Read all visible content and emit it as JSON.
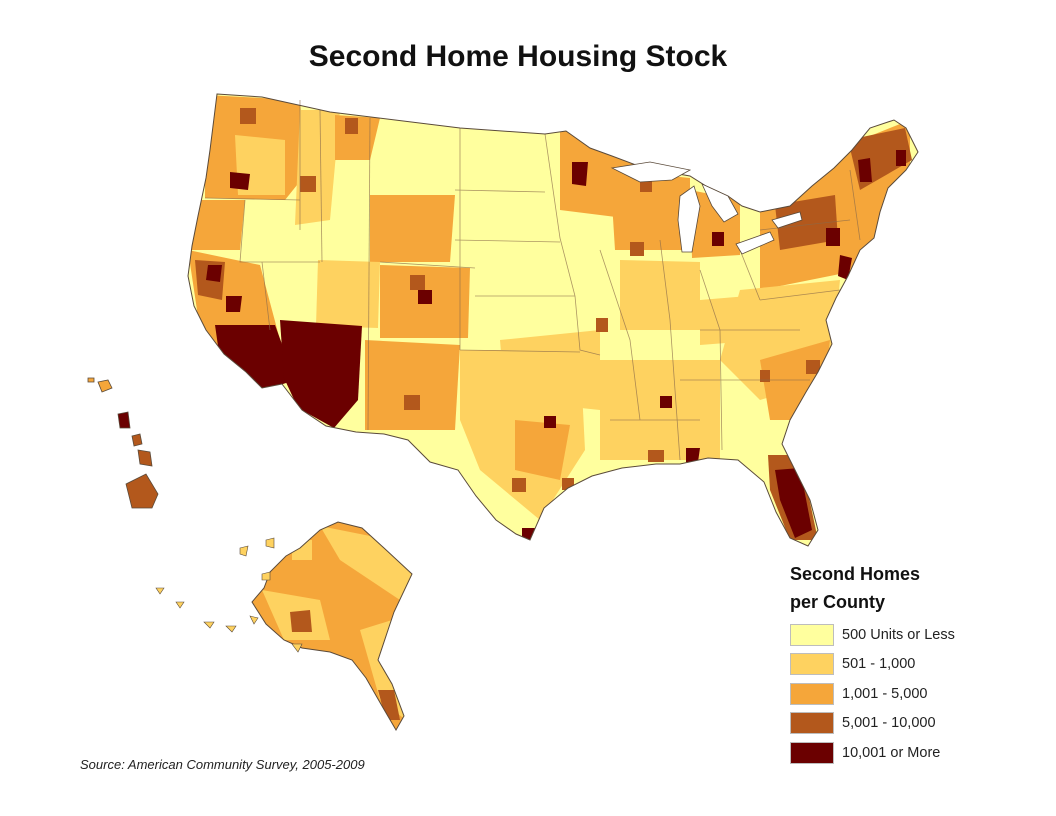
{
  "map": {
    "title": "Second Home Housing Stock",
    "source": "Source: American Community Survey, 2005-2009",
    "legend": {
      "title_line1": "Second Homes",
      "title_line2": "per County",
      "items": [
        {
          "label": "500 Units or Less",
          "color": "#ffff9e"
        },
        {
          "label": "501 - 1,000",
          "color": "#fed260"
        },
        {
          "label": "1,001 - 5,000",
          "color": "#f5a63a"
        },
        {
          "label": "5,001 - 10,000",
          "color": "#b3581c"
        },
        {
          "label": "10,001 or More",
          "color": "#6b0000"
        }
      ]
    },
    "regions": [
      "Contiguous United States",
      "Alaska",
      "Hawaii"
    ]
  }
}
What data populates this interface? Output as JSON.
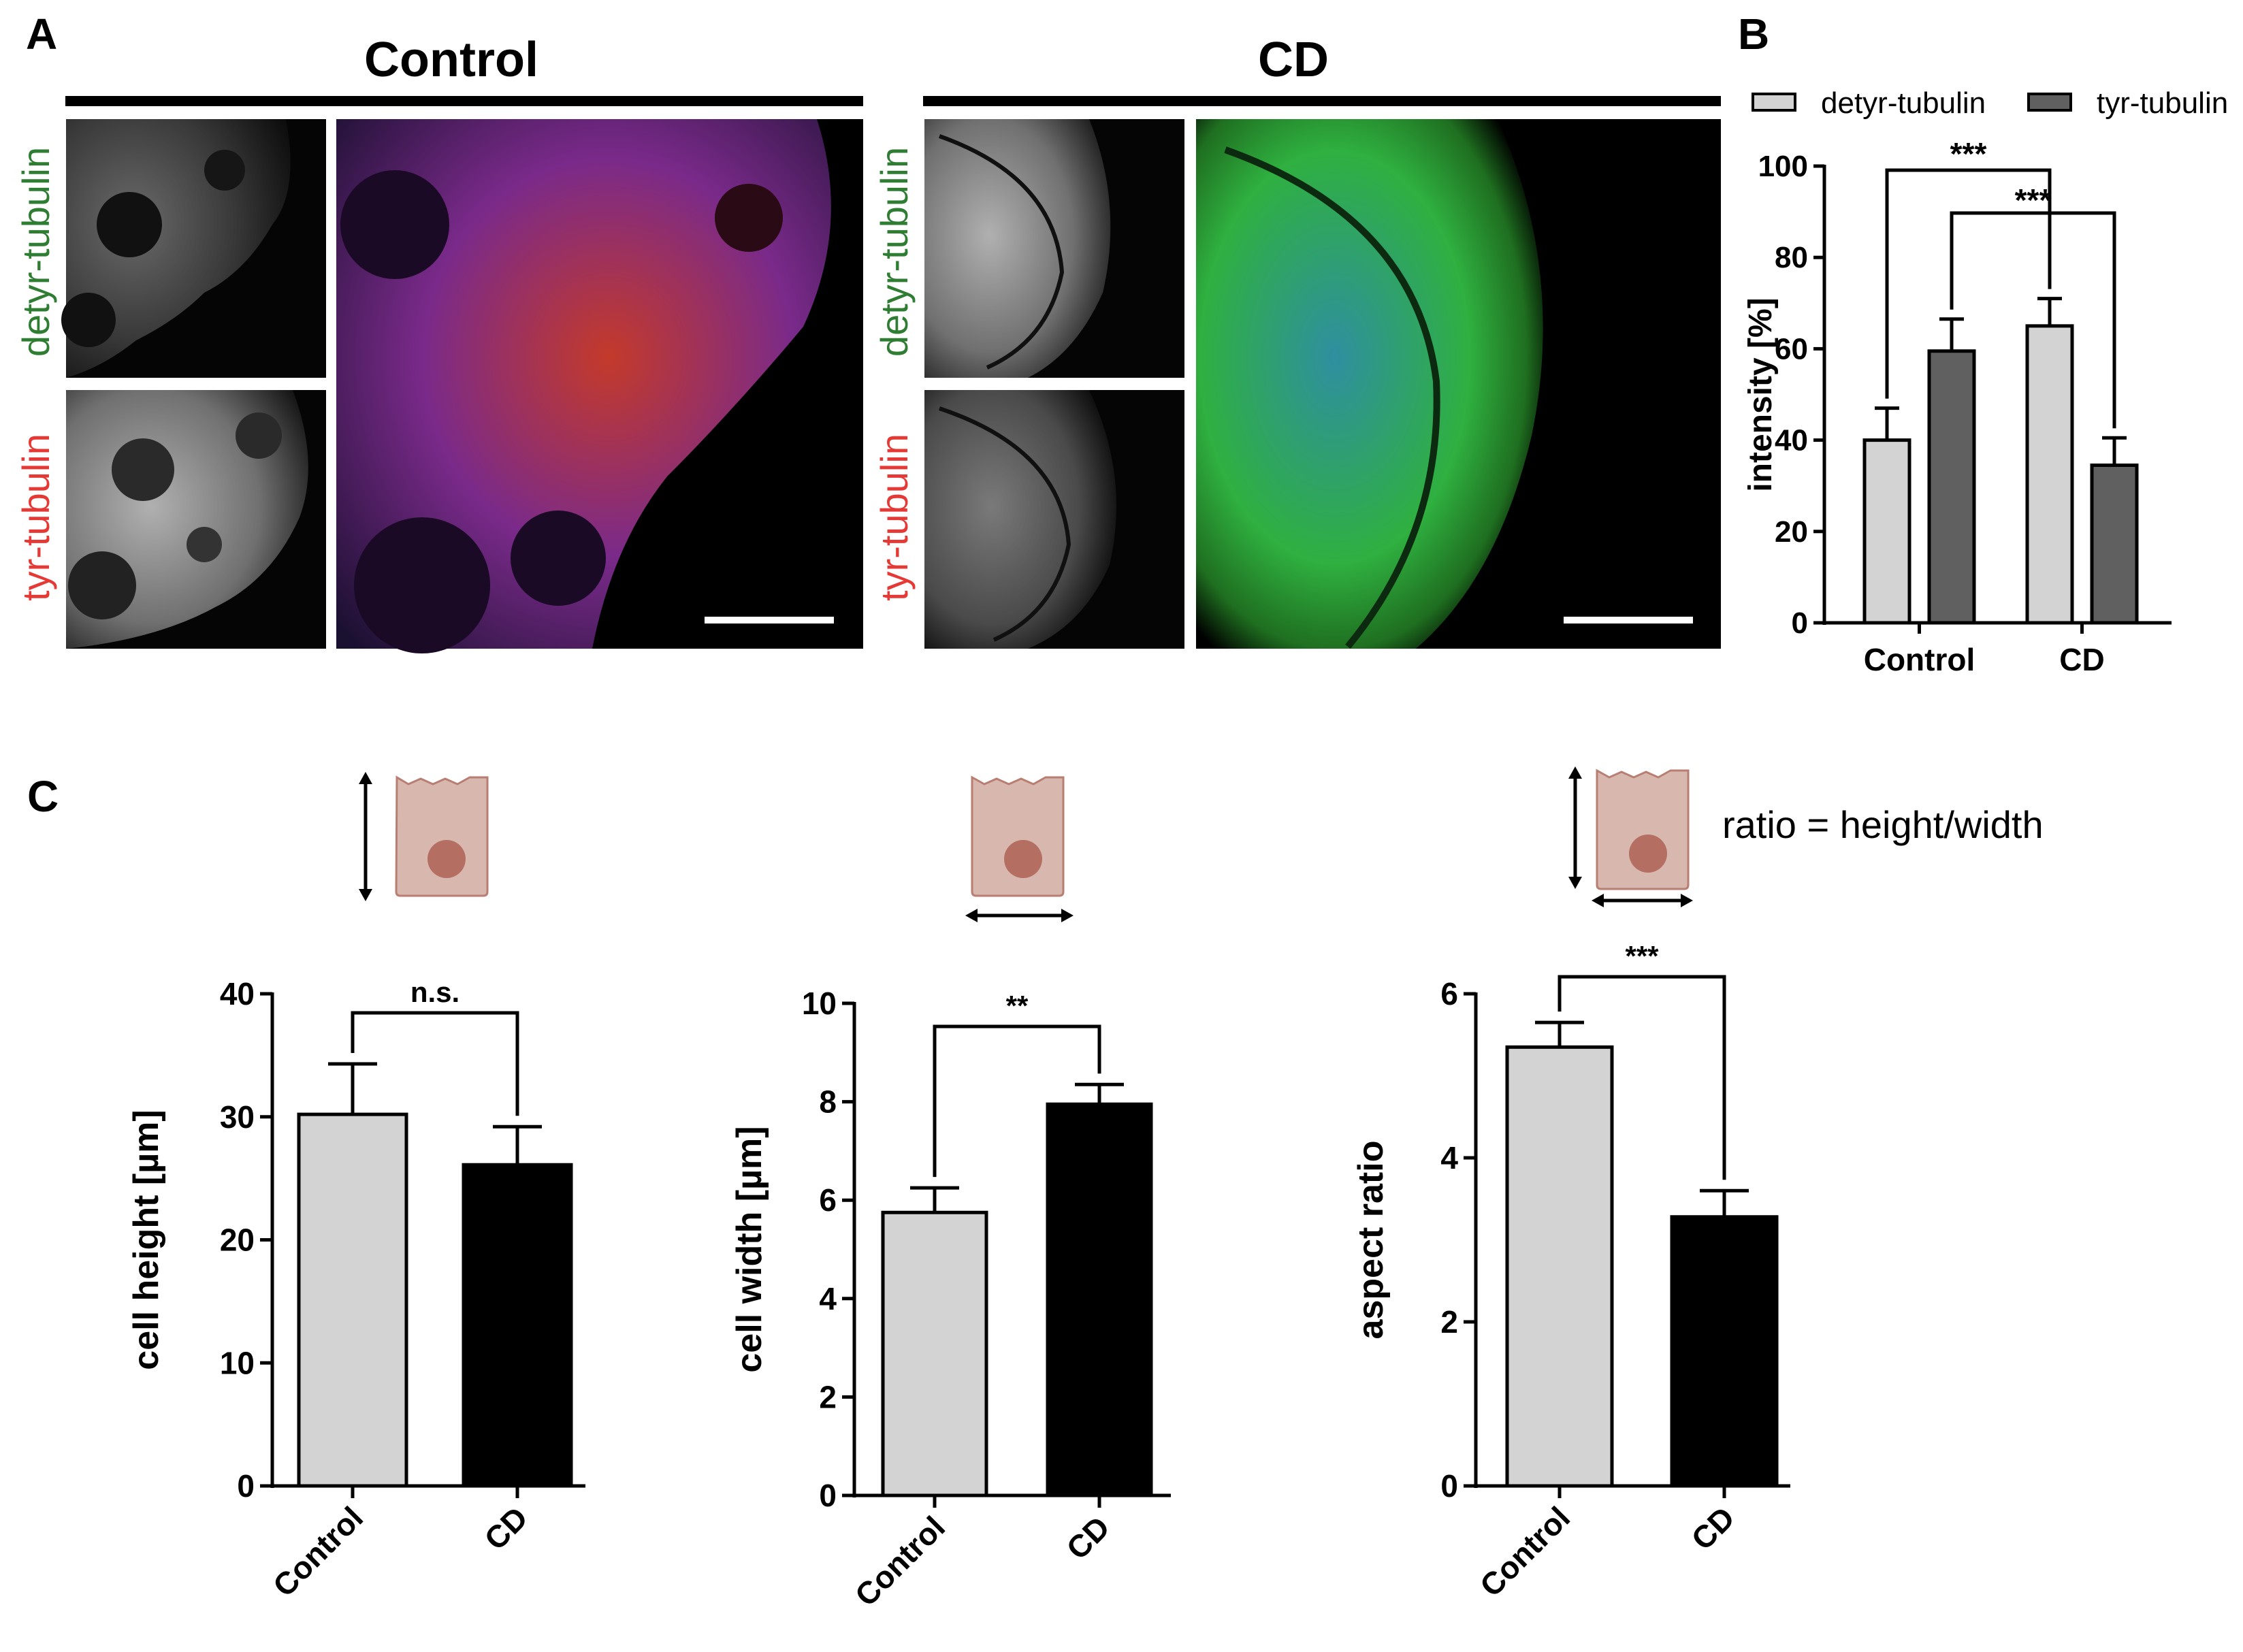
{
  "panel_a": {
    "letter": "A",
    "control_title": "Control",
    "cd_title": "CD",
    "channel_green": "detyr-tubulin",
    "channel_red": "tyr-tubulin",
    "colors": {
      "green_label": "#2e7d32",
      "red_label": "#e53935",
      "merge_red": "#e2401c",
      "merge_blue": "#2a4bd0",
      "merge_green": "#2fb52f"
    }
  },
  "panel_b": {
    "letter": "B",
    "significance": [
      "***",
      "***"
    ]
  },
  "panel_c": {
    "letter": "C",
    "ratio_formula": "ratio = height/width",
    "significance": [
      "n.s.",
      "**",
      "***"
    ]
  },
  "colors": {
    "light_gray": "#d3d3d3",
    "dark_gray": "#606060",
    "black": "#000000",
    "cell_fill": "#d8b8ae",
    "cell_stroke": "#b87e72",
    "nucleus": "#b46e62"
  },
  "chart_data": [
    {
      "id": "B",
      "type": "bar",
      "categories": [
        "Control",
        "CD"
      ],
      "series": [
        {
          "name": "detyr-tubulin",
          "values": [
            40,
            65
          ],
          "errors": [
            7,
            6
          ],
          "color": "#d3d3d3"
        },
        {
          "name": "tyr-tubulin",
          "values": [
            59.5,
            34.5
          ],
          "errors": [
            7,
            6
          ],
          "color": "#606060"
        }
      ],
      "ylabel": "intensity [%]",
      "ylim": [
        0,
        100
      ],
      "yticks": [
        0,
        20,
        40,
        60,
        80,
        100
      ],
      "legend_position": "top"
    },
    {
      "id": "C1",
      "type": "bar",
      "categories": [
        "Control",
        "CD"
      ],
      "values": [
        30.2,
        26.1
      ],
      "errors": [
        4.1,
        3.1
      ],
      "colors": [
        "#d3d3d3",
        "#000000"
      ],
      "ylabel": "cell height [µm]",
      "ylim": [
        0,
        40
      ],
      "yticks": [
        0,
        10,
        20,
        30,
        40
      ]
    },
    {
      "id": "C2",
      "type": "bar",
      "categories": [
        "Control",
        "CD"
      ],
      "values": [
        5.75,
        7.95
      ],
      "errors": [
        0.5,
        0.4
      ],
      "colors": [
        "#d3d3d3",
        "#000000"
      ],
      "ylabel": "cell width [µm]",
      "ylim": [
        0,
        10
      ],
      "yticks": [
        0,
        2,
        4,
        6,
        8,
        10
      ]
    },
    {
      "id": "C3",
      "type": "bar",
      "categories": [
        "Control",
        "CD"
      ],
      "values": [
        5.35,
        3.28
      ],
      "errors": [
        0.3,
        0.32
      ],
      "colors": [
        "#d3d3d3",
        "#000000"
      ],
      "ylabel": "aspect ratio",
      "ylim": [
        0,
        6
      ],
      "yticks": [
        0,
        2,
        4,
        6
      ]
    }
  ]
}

┄┄┄┄┄┄┄┄┄┄┄┄┄┄┄┄┄┄┄┄

> WHAT IS ASKED:
Every line of text is to be repeated exactly; pictures are left out.

> EXPECTED ANSWER:
Read all visible content and emit it as JSON.
{
  "map": {
    "title": "Second Home Housing Stock",
    "source": "Source: American Community Survey, 2005-2009",
    "legend": {
      "title_line1": "Second Homes",
      "title_line2": "per County",
      "items": [
        {
          "label": "500 Units or Less",
          "color": "#ffff9e"
        },
        {
          "label": "501 - 1,000",
          "color": "#fed260"
        },
        {
          "label": "1,001 - 5,000",
          "color": "#f5a63a"
        },
        {
          "label": "5,001 - 10,000",
          "color": "#b3581c"
        },
        {
          "label": "10,001 or More",
          "color": "#6b0000"
        }
      ]
    },
    "regions": [
      "Contiguous United States",
      "Alaska",
      "Hawaii"
    ]
  }
}
What data populates this interface? Output as JSON.
{
  "panel_a": {
    "letter": "A",
    "control_title": "Control",
    "cd_title": "CD",
    "channel_green": "detyr-tubulin",
    "channel_red": "tyr-tubulin",
    "colors": {
      "green_label": "#2e7d32",
      "red_label": "#e53935",
      "merge_red": "#e2401c",
      "merge_blue": "#2a4bd0",
      "merge_green": "#2fb52f"
    }
  },
  "panel_b": {
    "letter": "B",
    "significance": [
      "***",
      "***"
    ]
  },
  "panel_c": {
    "letter": "C",
    "ratio_formula": "ratio = height/width",
    "significance": [
      "n.s.",
      "**",
      "***"
    ]
  },
  "colors": {
    "light_gray": "#d3d3d3",
    "dark_gray": "#606060",
    "black": "#000000",
    "cell_fill": "#d8b8ae",
    "cell_stroke": "#b87e72",
    "nucleus": "#b46e62"
  },
  "chart_data": [
    {
      "id": "B",
      "type": "bar",
      "categories": [
        "Control",
        "CD"
      ],
      "series": [
        {
          "name": "detyr-tubulin",
          "values": [
            40,
            65
          ],
          "errors": [
            7,
            6
          ],
          "color": "#d3d3d3"
        },
        {
          "name": "tyr-tubulin",
          "values": [
            59.5,
            34.5
          ],
          "errors": [
            7,
            6
          ],
          "color": "#606060"
        }
      ],
      "ylabel": "intensity [%]",
      "ylim": [
        0,
        100
      ],
      "yticks": [
        0,
        20,
        40,
        60,
        80,
        100
      ],
      "legend_position": "top"
    },
    {
      "id": "C1",
      "type": "bar",
      "categories": [
        "Control",
        "CD"
      ],
      "values": [
        30.2,
        26.1
      ],
      "errors": [
        4.1,
        3.1
      ],
      "colors": [
        "#d3d3d3",
        "#000000"
      ],
      "ylabel": "cell height [µm]",
      "ylim": [
        0,
        40
      ],
      "yticks": [
        0,
        10,
        20,
        30,
        40
      ]
    },
    {
      "id": "C2",
      "type": "bar",
      "categories": [
        "Control",
        "CD"
      ],
      "values": [
        5.75,
        7.95
      ],
      "errors": [
        0.5,
        0.4
      ],
      "colors": [
        "#d3d3d3",
        "#000000"
      ],
      "ylabel": "cell width [µm]",
      "ylim": [
        0,
        10
      ],
      "yticks": [
        0,
        2,
        4,
        6,
        8,
        10
      ]
    },
    {
      "id": "C3",
      "type": "bar",
      "categories": [
        "Control",
        "CD"
      ],
      "values": [
        5.35,
        3.28
      ],
      "errors": [
        0.3,
        0.32
      ],
      "colors": [
        "#d3d3d3",
        "#000000"
      ],
      "ylabel": "aspect ratio",
      "ylim": [
        0,
        6
      ],
      "yticks": [
        0,
        2,
        4,
        6
      ]
    }
  ]
}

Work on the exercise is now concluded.